Start of Data shown
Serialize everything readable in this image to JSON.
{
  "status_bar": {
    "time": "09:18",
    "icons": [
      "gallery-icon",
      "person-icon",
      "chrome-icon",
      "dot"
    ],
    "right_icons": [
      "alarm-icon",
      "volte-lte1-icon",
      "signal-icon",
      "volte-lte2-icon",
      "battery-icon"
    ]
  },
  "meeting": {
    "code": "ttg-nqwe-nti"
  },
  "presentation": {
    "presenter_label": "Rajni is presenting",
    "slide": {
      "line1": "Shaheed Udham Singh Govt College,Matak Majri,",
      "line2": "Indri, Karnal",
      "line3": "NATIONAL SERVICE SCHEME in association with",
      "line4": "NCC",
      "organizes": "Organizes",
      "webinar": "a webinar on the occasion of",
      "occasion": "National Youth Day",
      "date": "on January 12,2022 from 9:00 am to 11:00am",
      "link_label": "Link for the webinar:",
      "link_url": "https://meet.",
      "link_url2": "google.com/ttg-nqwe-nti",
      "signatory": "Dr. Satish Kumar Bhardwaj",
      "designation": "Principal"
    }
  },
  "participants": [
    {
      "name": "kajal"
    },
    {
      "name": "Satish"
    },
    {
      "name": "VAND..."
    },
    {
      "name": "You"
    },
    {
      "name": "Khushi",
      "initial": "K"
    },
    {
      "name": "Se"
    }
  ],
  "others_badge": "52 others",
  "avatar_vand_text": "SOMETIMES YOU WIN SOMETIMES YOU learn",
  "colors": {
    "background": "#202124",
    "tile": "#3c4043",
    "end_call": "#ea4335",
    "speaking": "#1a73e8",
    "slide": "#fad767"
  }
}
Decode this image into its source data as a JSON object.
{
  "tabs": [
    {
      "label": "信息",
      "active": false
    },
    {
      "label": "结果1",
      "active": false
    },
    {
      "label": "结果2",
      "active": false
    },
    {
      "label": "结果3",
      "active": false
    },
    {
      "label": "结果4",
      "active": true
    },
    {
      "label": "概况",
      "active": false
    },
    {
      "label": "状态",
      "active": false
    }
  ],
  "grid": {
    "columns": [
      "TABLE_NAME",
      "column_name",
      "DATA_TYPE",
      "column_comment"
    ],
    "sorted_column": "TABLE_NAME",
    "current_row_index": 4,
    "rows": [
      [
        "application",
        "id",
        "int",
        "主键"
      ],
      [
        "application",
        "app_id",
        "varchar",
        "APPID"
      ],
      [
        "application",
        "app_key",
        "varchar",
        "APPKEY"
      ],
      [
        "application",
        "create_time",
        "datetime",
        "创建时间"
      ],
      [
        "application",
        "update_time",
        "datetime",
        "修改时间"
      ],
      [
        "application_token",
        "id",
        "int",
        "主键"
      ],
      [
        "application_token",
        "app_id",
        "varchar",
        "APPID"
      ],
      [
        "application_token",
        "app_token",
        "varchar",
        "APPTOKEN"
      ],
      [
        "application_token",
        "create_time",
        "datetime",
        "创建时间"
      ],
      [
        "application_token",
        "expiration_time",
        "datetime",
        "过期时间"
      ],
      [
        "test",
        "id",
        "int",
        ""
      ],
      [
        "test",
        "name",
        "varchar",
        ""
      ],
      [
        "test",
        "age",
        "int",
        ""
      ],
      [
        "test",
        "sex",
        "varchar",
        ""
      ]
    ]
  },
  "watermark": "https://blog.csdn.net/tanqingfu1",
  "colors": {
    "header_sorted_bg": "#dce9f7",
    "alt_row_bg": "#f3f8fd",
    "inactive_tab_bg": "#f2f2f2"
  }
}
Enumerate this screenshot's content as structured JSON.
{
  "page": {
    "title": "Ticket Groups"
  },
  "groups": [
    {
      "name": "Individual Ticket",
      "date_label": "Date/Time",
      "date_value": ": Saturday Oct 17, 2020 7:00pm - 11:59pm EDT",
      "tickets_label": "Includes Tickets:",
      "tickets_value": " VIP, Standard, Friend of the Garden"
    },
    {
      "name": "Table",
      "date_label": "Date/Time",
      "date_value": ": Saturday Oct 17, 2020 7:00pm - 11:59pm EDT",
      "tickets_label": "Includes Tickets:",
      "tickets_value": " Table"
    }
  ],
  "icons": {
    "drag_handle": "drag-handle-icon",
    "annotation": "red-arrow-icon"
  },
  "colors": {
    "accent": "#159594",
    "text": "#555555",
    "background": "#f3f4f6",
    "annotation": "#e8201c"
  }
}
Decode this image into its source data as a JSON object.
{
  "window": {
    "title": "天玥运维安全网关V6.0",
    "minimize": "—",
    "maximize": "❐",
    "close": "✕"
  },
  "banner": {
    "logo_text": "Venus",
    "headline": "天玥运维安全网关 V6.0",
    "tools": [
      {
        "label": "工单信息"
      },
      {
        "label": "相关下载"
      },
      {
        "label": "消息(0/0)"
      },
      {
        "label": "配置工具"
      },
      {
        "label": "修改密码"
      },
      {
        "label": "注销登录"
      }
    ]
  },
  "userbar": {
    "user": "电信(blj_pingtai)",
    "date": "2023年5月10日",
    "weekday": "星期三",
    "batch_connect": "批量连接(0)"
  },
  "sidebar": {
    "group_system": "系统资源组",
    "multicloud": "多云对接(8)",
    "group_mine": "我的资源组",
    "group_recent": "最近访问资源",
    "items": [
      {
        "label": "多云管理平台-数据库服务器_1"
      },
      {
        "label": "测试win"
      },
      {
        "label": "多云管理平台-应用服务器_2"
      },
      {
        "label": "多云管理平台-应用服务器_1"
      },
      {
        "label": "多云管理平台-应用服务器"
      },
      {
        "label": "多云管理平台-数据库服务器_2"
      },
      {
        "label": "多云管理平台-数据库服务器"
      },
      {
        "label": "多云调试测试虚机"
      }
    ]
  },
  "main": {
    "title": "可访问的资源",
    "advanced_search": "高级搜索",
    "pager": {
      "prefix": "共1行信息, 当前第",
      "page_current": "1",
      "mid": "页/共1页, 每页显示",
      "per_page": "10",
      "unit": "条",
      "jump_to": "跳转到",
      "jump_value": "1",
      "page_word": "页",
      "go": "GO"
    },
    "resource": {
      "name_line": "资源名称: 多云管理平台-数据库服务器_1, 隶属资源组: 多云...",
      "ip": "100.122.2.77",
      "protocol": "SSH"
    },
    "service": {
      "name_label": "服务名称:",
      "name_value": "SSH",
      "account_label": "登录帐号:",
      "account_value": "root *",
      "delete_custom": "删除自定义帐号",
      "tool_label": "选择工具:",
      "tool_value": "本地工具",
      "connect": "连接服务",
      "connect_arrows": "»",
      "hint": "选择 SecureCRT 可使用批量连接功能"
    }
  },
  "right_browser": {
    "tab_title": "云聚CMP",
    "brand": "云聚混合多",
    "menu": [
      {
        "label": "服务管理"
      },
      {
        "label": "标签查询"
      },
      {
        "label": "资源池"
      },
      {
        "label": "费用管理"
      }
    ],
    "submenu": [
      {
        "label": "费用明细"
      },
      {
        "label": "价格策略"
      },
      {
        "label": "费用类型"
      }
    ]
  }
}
End of Data shown
Exercise objective
Could you quote the material above in full, exactly as it stands?

Exercise response
Serialize everything readable in this image to JSON.
{
  "status_bar": {
    "time": "09:18",
    "icons": [
      "gallery-icon",
      "person-icon",
      "chrome-icon",
      "dot"
    ],
    "right_icons": [
      "alarm-icon",
      "volte-lte1-icon",
      "signal-icon",
      "volte-lte2-icon",
      "battery-icon"
    ]
  },
  "meeting": {
    "code": "ttg-nqwe-nti"
  },
  "presentation": {
    "presenter_label": "Rajni is presenting",
    "slide": {
      "line1": "Shaheed Udham Singh Govt College,Matak Majri,",
      "line2": "Indri, Karnal",
      "line3": "NATIONAL SERVICE SCHEME in association with",
      "line4": "NCC",
      "organizes": "Organizes",
      "webinar": "a webinar on the occasion of",
      "occasion": "National Youth Day",
      "date": "on January 12,2022 from 9:00 am to 11:00am",
      "link_label": "Link for the webinar:",
      "link_url": "https://meet.",
      "link_url2": "google.com/ttg-nqwe-nti",
      "signatory": "Dr. Satish Kumar Bhardwaj",
      "designation": "Principal"
    }
  },
  "participants": [
    {
      "name": "kajal"
    },
    {
      "name": "Satish"
    },
    {
      "name": "VAND..."
    },
    {
      "name": "You"
    },
    {
      "name": "Khushi",
      "initial": "K"
    },
    {
      "name": "Se"
    }
  ],
  "others_badge": "52 others",
  "avatar_vand_text": "SOMETIMES YOU WIN SOMETIMES YOU learn",
  "colors": {
    "background": "#202124",
    "tile": "#3c4043",
    "end_call": "#ea4335",
    "speaking": "#1a73e8",
    "slide": "#fad767"
  }
}
Decode this image into its source data as a JSON object.
{
  "tabs": [
    {
      "label": "信息",
      "active": false
    },
    {
      "label": "结果1",
      "active": false
    },
    {
      "label": "结果2",
      "active": false
    },
    {
      "label": "结果3",
      "active": false
    },
    {
      "label": "结果4",
      "active": true
    },
    {
      "label": "概况",
      "active": false
    },
    {
      "label": "状态",
      "active": false
    }
  ],
  "grid": {
    "columns": [
      "TABLE_NAME",
      "column_name",
      "DATA_TYPE",
      "column_comment"
    ],
    "sorted_column": "TABLE_NAME",
    "current_row_index": 4,
    "rows": [
      [
        "application",
        "id",
        "int",
        "主键"
      ],
      [
        "application",
        "app_id",
        "varchar",
        "APPID"
      ],
      [
        "application",
        "app_key",
        "varchar",
        "APPKEY"
      ],
      [
        "application",
        "create_time",
        "datetime",
        "创建时间"
      ],
      [
        "application",
        "update_time",
        "datetime",
        "修改时间"
      ],
      [
        "application_token",
        "id",
        "int",
        "主键"
      ],
      [
        "application_token",
        "app_id",
        "varchar",
        "APPID"
      ],
      [
        "application_token",
        "app_token",
        "varchar",
        "APPTOKEN"
      ],
      [
        "application_token",
        "create_time",
        "datetime",
        "创建时间"
      ],
      [
        "application_token",
        "expiration_time",
        "datetime",
        "过期时间"
      ],
      [
        "test",
        "id",
        "int",
        ""
      ],
      [
        "test",
        "name",
        "varchar",
        ""
      ],
      [
        "test",
        "age",
        "int",
        ""
      ],
      [
        "test",
        "sex",
        "varchar",
        ""
      ]
    ]
  },
  "watermark": "https://blog.csdn.net/tanqingfu1",
  "colors": {
    "header_sorted_bg": "#dce9f7",
    "alt_row_bg": "#f3f8fd",
    "inactive_tab_bg": "#f2f2f2"
  }
}
Enumerate this screenshot's content as structured JSON.
{
  "page": {
    "title": "Ticket Groups"
  },
  "groups": [
    {
      "name": "Individual Ticket",
      "date_label": "Date/Time",
      "date_value": ": Saturday Oct 17, 2020 7:00pm - 11:59pm EDT",
      "tickets_label": "Includes Tickets:",
      "tickets_value": " VIP, Standard, Friend of the Garden"
    },
    {
      "name": "Table",
      "date_label": "Date/Time",
      "date_value": ": Saturday Oct 17, 2020 7:00pm - 11:59pm EDT",
      "tickets_label": "Includes Tickets:",
      "tickets_value": " Table"
    }
  ],
  "icons": {
    "drag_handle": "drag-handle-icon",
    "annotation": "red-arrow-icon"
  },
  "colors": {
    "accent": "#159594",
    "text": "#555555",
    "background": "#f3f4f6",
    "annotation": "#e8201c"
  }
}
Decode this image into its source data as a JSON object.
{
  "window": {
    "title": "天玥运维安全网关V6.0",
    "minimize": "—",
    "maximize": "❐",
    "close": "✕"
  },
  "banner": {
    "logo_text": "Venus",
    "headline": "天玥运维安全网关 V6.0",
    "tools": [
      {
        "label": "工单信息"
      },
      {
        "label": "相关下载"
      },
      {
        "label": "消息(0/0)"
      },
      {
        "label": "配置工具"
      },
      {
        "label": "修改密码"
      },
      {
        "label": "注销登录"
      }
    ]
  },
  "userbar": {
    "user": "电信(blj_pingtai)",
    "date": "2023年5月10日",
    "weekday": "星期三",
    "batch_connect": "批量连接(0)"
  },
  "sidebar": {
    "group_system": "系统资源组",
    "multicloud": "多云对接(8)",
    "group_mine": "我的资源组",
    "group_recent": "最近访问资源",
    "items": [
      {
        "label": "多云管理平台-数据库服务器_1"
      },
      {
        "label": "测试win"
      },
      {
        "label": "多云管理平台-应用服务器_2"
      },
      {
        "label": "多云管理平台-应用服务器_1"
      },
      {
        "label": "多云管理平台-应用服务器"
      },
      {
        "label": "多云管理平台-数据库服务器_2"
      },
      {
        "label": "多云管理平台-数据库服务器"
      },
      {
        "label": "多云调试测试虚机"
      }
    ]
  },
  "main": {
    "title": "可访问的资源",
    "advanced_search": "高级搜索",
    "pager": {
      "prefix": "共1行信息, 当前第",
      "page_current": "1",
      "mid": "页/共1页, 每页显示",
      "per_page": "10",
      "unit": "条",
      "jump_to": "跳转到",
      "jump_value": "1",
      "page_word": "页",
      "go": "GO"
    },
    "resource": {
      "name_line": "资源名称: 多云管理平台-数据库服务器_1, 隶属资源组: 多云...",
      "ip": "100.122.2.77",
      "protocol": "SSH"
    },
    "service": {
      "name_label": "服务名称:",
      "name_value": "SSH",
      "account_label": "登录帐号:",
      "account_value": "root *",
      "delete_custom": "删除自定义帐号",
      "tool_label": "选择工具:",
      "tool_value": "本地工具",
      "connect": "连接服务",
      "connect_arrows": "»",
      "hint": "选择 SecureCRT 可使用批量连接功能"
    }
  },
  "right_browser": {
    "tab_title": "云聚CMP",
    "brand": "云聚混合多",
    "menu": [
      {
        "label": "服务管理"
      },
      {
        "label": "标签查询"
      },
      {
        "label": "资源池"
      },
      {
        "label": "费用管理"
      }
    ],
    "submenu": [
      {
        "label": "费用明细"
      },
      {
        "label": "价格策略"
      },
      {
        "label": "费用类型"
      }
    ]
  }
}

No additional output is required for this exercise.